Task statement ▸
Pick out every line holding the string "this" and copy it.

Material provided ▸
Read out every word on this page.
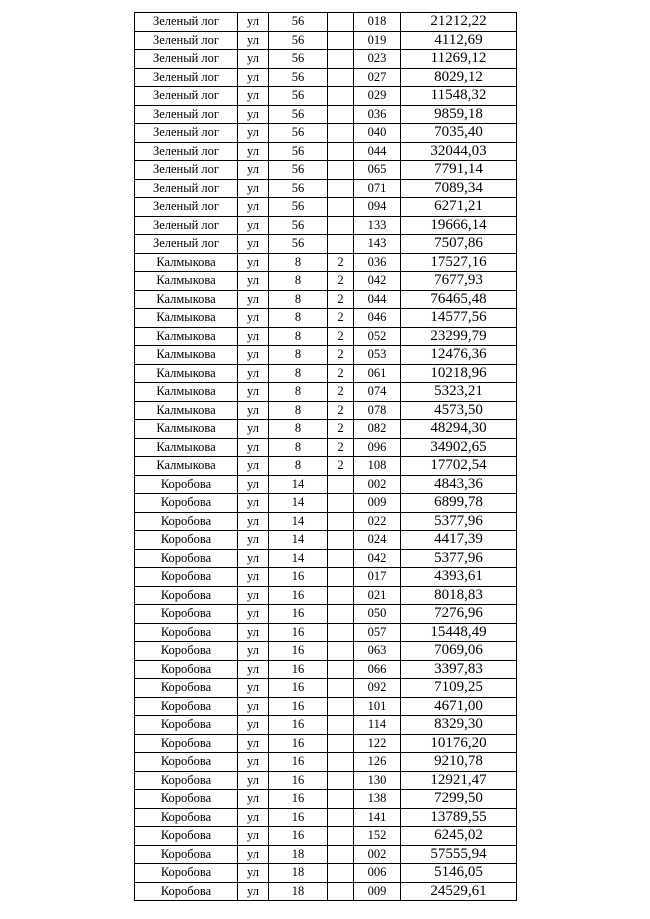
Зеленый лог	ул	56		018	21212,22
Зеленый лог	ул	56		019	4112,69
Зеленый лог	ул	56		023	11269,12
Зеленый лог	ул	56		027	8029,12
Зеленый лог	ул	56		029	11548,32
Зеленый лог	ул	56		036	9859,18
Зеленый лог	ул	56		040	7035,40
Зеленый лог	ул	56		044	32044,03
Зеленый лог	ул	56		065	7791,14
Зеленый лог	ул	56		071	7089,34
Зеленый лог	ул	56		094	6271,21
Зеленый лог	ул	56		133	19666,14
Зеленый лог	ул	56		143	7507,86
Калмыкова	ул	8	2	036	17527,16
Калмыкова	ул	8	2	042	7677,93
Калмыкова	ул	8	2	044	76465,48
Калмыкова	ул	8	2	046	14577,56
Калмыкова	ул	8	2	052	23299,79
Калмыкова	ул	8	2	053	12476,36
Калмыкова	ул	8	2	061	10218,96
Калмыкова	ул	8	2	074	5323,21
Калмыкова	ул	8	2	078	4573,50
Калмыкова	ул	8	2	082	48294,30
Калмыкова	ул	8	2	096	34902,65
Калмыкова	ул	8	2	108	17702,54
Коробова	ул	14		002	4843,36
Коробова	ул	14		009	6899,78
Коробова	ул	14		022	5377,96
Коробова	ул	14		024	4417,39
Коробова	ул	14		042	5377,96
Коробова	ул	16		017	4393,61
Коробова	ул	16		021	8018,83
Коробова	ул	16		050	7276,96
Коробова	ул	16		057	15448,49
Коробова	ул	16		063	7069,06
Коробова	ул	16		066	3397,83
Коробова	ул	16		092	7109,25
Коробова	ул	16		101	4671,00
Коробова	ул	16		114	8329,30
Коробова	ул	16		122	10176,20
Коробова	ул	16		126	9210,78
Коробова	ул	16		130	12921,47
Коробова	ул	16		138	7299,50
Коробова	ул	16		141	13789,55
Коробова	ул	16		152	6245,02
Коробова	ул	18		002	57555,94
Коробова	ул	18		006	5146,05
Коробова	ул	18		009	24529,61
==
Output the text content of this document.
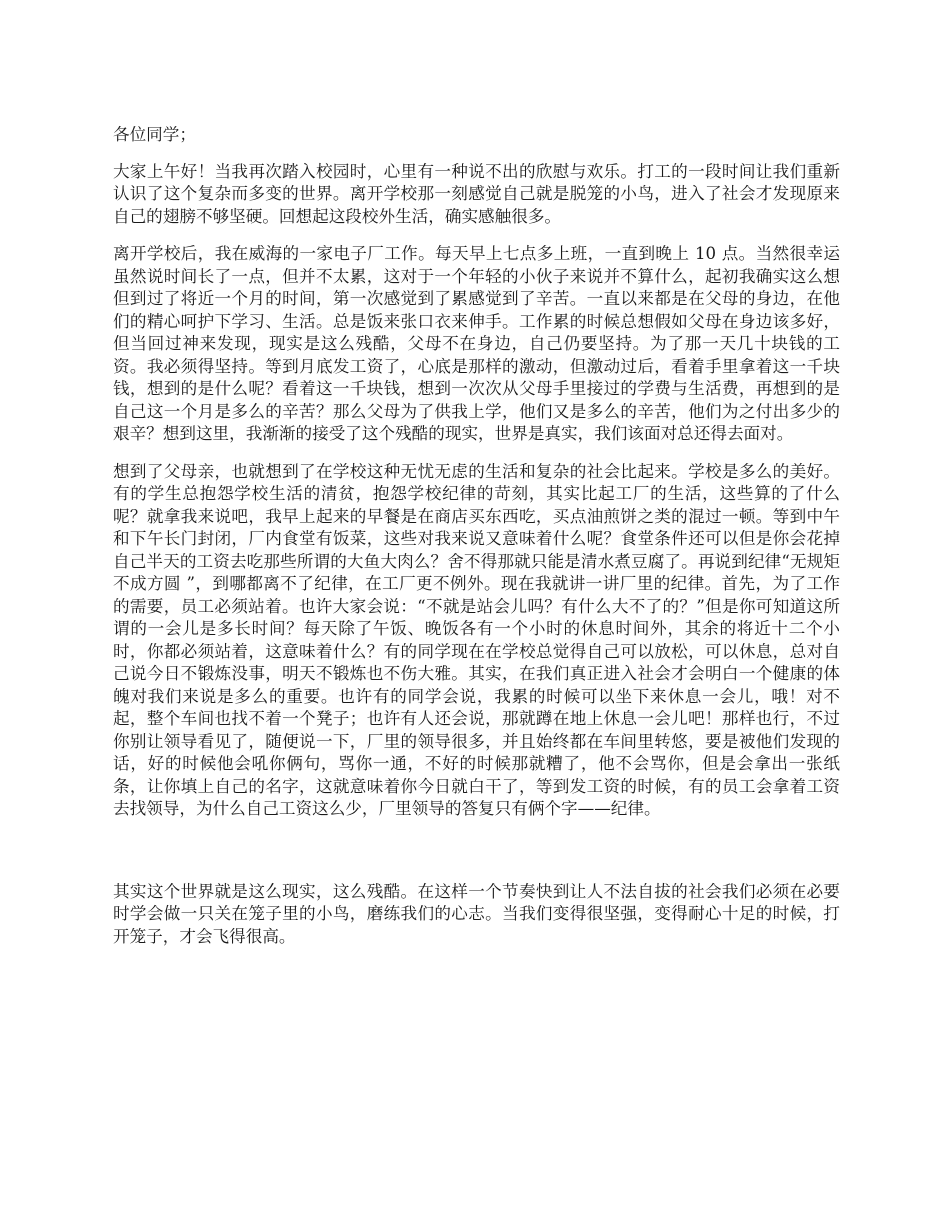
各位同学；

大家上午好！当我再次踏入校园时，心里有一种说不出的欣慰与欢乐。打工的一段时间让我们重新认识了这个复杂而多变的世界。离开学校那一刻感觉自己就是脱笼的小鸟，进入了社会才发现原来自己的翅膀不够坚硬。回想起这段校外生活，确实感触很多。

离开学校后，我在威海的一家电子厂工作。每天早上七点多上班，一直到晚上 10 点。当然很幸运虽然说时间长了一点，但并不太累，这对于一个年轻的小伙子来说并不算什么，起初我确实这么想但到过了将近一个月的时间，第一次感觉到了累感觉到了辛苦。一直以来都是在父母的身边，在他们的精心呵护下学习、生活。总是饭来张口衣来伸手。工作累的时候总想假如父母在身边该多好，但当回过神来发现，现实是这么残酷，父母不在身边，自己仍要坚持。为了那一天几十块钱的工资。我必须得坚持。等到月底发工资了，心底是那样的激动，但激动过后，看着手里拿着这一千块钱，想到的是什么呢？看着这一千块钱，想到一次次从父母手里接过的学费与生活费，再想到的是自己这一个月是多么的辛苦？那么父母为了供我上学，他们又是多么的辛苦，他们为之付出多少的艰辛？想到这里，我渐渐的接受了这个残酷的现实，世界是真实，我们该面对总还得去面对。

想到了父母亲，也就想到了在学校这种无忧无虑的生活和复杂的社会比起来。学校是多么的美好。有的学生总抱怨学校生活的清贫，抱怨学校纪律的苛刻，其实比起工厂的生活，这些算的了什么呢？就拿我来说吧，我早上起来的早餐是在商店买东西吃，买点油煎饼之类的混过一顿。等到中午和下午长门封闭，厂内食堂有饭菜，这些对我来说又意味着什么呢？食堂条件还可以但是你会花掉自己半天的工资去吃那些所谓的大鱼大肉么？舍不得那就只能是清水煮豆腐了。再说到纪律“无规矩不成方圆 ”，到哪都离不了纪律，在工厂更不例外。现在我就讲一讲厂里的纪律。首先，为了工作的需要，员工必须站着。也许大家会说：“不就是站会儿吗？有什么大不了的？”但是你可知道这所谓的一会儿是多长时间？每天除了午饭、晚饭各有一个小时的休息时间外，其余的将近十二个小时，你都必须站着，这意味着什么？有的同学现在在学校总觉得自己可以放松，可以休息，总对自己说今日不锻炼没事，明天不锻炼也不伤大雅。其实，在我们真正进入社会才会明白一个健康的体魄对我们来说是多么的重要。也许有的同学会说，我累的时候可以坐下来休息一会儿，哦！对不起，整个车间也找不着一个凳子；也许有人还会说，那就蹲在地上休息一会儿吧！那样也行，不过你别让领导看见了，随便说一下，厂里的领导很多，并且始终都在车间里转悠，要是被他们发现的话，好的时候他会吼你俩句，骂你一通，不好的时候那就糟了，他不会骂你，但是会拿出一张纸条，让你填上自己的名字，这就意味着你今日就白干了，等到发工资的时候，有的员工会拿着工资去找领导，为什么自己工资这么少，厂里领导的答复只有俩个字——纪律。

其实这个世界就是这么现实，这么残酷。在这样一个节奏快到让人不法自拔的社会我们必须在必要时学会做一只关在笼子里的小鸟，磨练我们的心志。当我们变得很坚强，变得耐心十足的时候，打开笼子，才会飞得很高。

Final result ▸
Read out every word on this page.
Output the text content of this document.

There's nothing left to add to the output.